Items from a dataset →
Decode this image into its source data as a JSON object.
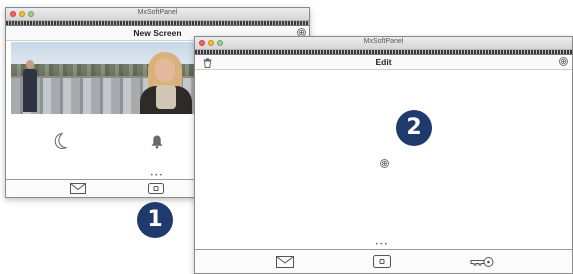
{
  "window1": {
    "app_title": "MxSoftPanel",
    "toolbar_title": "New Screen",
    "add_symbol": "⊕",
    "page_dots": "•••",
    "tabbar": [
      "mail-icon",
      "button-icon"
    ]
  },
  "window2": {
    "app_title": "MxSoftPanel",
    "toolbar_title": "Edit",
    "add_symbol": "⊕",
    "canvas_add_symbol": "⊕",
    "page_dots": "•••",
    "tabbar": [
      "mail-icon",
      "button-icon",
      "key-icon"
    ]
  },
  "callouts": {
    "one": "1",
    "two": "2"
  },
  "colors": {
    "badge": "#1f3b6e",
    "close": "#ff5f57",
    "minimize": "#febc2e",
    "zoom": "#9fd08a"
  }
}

WHAT THE EXERCISE ASKS → Return each line from the material above exactly, but not the pictures.

RIGHT ANSWER →
Decode this image into its source data as a JSON object.
{
  "window1": {
    "app_title": "MxSoftPanel",
    "toolbar_title": "New Screen",
    "add_symbol": "⊕",
    "page_dots": "•••",
    "tabbar": [
      "mail-icon",
      "button-icon"
    ]
  },
  "window2": {
    "app_title": "MxSoftPanel",
    "toolbar_title": "Edit",
    "add_symbol": "⊕",
    "canvas_add_symbol": "⊕",
    "page_dots": "•••",
    "tabbar": [
      "mail-icon",
      "button-icon",
      "key-icon"
    ]
  },
  "callouts": {
    "one": "1",
    "two": "2"
  },
  "colors": {
    "badge": "#1f3b6e",
    "close": "#ff5f57",
    "minimize": "#febc2e",
    "zoom": "#9fd08a"
  }
}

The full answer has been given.